:: Task inputs ::
_ _ _
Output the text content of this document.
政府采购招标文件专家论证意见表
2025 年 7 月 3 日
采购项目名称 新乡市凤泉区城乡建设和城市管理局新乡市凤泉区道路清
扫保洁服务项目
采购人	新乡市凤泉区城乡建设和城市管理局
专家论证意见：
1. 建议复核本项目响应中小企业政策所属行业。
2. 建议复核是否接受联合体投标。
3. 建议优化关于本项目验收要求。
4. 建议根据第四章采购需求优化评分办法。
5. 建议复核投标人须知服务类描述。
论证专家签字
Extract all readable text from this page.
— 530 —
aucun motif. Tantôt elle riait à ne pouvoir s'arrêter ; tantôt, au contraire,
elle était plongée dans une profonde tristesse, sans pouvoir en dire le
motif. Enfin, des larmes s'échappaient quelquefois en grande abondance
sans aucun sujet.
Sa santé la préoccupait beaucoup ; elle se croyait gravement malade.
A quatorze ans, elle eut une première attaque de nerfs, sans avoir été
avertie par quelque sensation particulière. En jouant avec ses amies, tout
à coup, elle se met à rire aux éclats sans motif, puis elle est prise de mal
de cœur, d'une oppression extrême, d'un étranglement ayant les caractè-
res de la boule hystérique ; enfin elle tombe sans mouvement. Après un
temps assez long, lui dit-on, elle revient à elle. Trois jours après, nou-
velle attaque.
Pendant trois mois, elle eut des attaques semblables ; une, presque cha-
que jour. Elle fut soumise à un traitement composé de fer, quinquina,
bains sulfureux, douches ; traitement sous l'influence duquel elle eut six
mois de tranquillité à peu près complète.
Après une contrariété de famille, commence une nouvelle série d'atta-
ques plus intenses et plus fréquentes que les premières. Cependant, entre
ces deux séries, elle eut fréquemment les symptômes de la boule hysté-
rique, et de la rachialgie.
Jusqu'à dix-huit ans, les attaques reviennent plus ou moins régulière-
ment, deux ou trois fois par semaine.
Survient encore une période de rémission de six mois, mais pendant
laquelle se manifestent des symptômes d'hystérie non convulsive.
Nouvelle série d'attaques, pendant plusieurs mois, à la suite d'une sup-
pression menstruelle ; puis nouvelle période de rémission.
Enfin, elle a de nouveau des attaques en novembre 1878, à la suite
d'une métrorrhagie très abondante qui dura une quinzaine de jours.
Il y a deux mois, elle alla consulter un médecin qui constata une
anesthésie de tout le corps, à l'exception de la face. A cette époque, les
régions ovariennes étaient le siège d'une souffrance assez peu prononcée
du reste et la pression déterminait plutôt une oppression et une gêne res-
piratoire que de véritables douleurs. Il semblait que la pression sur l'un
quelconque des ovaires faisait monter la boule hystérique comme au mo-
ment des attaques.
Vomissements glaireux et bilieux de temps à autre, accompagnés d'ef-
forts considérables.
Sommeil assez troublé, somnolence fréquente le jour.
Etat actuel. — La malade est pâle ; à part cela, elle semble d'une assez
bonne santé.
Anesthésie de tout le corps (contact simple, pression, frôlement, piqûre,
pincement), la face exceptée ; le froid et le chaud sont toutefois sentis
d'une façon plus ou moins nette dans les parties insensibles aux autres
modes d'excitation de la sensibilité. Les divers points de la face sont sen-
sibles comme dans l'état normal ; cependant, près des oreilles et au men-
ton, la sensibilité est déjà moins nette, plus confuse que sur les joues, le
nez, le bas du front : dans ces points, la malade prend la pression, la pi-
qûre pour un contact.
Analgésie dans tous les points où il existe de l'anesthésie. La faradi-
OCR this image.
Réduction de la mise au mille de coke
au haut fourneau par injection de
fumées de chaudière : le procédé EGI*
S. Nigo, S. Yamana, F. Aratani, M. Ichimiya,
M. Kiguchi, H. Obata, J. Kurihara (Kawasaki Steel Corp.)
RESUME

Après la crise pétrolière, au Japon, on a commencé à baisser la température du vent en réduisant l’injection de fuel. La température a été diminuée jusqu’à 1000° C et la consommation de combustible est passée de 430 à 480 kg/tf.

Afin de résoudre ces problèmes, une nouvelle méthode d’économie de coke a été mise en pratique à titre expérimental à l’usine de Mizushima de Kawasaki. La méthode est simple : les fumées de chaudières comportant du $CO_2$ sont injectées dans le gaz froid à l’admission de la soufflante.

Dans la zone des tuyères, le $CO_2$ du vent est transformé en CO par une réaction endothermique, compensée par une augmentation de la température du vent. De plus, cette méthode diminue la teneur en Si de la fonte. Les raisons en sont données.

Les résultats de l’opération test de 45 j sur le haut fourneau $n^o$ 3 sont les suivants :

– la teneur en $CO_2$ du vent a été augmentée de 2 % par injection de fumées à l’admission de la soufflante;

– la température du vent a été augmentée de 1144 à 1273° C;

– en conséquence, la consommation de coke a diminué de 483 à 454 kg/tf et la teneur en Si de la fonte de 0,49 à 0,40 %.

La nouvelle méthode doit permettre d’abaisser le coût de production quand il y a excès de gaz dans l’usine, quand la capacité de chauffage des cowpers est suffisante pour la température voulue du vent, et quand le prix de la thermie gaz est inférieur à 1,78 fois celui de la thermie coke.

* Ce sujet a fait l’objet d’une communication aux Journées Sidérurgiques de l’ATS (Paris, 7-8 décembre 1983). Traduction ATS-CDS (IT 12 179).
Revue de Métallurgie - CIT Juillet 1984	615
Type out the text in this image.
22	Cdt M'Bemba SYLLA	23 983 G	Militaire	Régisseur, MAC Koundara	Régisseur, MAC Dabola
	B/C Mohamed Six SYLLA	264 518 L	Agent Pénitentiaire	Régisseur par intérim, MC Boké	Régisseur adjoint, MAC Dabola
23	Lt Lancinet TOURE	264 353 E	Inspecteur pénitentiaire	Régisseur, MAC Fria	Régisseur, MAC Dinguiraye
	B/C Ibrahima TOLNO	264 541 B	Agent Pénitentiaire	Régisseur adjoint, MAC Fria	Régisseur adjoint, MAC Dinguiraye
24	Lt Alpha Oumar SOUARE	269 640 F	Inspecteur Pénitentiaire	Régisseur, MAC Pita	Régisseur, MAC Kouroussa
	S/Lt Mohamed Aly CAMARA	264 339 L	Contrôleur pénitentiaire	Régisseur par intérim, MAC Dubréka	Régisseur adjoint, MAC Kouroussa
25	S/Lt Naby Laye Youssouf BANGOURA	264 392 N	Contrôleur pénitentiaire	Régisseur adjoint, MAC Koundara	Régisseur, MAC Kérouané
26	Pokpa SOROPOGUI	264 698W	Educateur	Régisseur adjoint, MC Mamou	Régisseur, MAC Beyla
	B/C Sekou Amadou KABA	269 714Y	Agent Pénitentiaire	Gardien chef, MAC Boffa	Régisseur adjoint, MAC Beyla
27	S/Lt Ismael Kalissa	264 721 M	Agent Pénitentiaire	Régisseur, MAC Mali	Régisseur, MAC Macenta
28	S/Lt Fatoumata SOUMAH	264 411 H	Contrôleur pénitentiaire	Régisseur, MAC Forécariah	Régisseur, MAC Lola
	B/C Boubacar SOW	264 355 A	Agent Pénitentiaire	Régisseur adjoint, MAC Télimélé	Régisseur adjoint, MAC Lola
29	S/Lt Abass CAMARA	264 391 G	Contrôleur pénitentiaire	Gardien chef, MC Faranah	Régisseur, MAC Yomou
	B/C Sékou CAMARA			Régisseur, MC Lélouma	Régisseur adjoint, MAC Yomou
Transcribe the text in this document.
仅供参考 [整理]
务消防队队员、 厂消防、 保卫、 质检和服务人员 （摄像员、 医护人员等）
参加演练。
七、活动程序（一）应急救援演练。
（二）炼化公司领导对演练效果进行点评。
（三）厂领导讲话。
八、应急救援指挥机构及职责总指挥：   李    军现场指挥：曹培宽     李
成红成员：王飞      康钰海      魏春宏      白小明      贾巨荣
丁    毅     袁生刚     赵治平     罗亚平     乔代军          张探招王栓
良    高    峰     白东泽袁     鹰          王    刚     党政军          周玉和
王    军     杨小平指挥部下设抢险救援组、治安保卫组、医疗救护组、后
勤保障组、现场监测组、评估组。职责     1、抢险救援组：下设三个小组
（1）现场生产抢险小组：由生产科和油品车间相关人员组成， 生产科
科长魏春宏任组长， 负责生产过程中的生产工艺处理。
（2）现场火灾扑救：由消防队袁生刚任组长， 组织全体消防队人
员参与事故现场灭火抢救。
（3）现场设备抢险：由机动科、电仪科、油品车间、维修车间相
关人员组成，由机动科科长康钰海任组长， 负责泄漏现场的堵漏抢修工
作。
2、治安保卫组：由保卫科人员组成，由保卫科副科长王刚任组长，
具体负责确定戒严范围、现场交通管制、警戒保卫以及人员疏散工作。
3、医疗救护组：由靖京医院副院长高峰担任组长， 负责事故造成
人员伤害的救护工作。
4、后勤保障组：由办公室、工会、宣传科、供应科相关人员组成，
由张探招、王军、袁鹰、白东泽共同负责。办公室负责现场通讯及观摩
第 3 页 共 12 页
_ _ _
:: What to do ::
Copy out each line that contains the word "malade".

:: Task output ::
Sa santé la préoccupait beaucoup ; elle se croyait gravement malade.
Etat actuel. — La malade est pâle ; à part cela, elle semble d'une assez
nez, le bas du front : dans ces points, la malade prend la pression, la pi-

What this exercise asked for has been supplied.